GIVEN TASK: Reproduce exactly the lines below, starting with the line that contains "Extract all readable text from this page." and ending with the last line of the records, both included, and nothing else.

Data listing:
——————————
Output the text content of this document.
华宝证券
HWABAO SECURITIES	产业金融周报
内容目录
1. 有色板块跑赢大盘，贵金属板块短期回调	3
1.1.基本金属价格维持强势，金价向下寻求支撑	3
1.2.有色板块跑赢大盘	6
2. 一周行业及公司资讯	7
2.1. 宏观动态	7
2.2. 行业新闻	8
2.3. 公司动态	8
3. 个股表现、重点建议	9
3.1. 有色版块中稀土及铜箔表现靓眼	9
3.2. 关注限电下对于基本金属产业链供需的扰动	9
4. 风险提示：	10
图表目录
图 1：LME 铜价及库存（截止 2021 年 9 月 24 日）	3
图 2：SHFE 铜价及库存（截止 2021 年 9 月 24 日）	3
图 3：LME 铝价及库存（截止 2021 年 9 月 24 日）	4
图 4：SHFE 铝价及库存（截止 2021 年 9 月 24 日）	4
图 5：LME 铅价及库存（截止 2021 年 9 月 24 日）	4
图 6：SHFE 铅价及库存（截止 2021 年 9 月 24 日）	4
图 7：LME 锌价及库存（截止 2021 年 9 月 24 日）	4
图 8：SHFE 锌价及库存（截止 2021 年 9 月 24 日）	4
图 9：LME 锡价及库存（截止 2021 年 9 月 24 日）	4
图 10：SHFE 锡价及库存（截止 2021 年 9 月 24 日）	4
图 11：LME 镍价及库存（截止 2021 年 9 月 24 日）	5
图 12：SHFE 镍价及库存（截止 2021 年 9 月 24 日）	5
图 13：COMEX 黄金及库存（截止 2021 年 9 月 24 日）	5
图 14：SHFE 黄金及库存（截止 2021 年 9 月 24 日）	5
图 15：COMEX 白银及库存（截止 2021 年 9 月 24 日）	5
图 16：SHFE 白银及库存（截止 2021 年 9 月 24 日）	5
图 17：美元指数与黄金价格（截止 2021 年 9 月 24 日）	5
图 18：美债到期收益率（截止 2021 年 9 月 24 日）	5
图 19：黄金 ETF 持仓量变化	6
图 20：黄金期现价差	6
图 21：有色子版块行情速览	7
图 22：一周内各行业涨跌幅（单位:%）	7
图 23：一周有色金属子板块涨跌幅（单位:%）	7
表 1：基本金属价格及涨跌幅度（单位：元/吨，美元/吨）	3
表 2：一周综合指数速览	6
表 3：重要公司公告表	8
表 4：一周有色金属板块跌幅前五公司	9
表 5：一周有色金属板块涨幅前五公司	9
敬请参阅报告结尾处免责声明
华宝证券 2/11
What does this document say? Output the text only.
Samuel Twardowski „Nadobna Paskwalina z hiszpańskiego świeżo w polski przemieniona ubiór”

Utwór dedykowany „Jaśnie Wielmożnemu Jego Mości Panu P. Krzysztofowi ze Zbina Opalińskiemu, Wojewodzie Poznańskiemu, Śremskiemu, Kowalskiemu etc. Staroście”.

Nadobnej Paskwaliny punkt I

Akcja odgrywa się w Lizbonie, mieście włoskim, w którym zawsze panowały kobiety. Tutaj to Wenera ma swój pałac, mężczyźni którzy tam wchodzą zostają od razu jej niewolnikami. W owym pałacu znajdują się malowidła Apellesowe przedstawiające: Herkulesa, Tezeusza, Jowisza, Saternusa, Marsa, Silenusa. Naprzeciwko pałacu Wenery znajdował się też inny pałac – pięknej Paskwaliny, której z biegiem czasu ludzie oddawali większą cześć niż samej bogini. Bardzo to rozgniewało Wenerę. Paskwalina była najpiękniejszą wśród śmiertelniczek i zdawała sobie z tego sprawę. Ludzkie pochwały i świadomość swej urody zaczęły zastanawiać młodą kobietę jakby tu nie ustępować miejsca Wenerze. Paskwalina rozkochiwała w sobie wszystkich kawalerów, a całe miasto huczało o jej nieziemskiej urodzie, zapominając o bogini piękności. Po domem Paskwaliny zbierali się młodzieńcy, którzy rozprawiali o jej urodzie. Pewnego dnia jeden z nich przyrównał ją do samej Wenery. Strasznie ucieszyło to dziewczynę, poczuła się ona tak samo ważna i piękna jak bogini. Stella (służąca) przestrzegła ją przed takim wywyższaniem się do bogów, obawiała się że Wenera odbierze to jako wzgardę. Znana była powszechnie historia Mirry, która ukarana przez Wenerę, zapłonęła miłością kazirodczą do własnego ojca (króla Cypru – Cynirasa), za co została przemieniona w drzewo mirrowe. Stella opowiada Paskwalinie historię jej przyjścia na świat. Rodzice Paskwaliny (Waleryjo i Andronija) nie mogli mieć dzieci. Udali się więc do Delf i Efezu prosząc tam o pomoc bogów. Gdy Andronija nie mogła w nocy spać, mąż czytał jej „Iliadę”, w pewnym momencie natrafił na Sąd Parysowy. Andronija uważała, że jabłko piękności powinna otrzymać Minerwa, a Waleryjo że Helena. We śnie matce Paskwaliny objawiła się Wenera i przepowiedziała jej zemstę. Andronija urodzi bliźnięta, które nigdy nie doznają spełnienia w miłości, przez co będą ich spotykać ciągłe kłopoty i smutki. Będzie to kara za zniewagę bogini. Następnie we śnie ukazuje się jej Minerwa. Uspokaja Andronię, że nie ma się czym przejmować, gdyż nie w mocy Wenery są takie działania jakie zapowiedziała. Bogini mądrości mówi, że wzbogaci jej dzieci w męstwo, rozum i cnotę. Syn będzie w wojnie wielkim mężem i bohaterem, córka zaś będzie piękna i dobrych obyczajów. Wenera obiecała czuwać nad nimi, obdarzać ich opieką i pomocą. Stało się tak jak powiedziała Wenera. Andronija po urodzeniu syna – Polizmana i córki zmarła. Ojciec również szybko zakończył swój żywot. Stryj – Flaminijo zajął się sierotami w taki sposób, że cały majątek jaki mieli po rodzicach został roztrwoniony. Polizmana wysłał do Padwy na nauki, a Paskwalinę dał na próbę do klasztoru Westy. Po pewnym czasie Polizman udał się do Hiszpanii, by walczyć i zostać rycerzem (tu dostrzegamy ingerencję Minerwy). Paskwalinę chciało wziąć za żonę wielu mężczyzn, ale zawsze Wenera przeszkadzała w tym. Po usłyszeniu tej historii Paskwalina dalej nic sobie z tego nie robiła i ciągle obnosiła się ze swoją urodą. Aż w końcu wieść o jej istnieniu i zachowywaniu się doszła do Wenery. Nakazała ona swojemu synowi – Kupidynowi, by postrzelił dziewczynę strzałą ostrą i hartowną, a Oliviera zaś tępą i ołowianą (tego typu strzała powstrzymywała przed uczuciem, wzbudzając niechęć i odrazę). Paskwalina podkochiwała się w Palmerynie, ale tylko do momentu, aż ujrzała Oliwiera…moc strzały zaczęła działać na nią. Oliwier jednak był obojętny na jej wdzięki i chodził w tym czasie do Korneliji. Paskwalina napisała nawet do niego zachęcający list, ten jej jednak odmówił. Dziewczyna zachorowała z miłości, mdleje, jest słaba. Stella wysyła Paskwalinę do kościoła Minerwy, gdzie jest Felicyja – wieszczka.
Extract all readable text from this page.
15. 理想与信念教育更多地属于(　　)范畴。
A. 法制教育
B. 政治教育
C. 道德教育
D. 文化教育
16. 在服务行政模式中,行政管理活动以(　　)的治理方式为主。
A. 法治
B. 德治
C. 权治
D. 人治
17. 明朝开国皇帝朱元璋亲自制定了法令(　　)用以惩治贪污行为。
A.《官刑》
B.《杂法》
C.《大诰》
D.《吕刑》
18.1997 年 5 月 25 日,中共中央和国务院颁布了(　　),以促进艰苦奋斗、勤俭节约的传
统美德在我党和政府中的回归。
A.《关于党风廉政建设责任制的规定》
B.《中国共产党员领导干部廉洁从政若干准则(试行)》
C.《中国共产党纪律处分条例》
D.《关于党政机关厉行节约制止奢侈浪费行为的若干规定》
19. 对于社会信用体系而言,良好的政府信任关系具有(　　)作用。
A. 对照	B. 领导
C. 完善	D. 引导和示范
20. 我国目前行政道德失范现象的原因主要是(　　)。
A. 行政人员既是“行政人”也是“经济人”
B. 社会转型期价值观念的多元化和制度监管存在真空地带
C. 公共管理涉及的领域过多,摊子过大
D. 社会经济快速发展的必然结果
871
——————————
COMPLETE RESPONSE:
Extract all readable text from this page.
15. 理想与信念教育更多地属于(　　)范畴。
A. 法制教育
B. 政治教育
C. 道德教育
D. 文化教育
16. 在服务行政模式中,行政管理活动以(　　)的治理方式为主。
A. 法治
B. 德治
C. 权治
D. 人治
17. 明朝开国皇帝朱元璋亲自制定了法令(　　)用以惩治贪污行为。
A.《官刑》
B.《杂法》
C.《大诰》
D.《吕刑》
18.1997 年 5 月 25 日,中共中央和国务院颁布了(　　),以促进艰苦奋斗、勤俭节约的传
统美德在我党和政府中的回归。
A.《关于党风廉政建设责任制的规定》
B.《中国共产党员领导干部廉洁从政若干准则(试行)》
C.《中国共产党纪律处分条例》
D.《关于党政机关厉行节约制止奢侈浪费行为的若干规定》
19. 对于社会信用体系而言,良好的政府信任关系具有(　　)作用。
A. 对照	B. 领导
C. 完善	D. 引导和示范
20. 我国目前行政道德失范现象的原因主要是(　　)。
A. 行政人员既是“行政人”也是“经济人”
B. 社会转型期价值观念的多元化和制度监管存在真空地带
C. 公共管理涉及的领域过多,摊子过大
D. 社会经济快速发展的必然结果
871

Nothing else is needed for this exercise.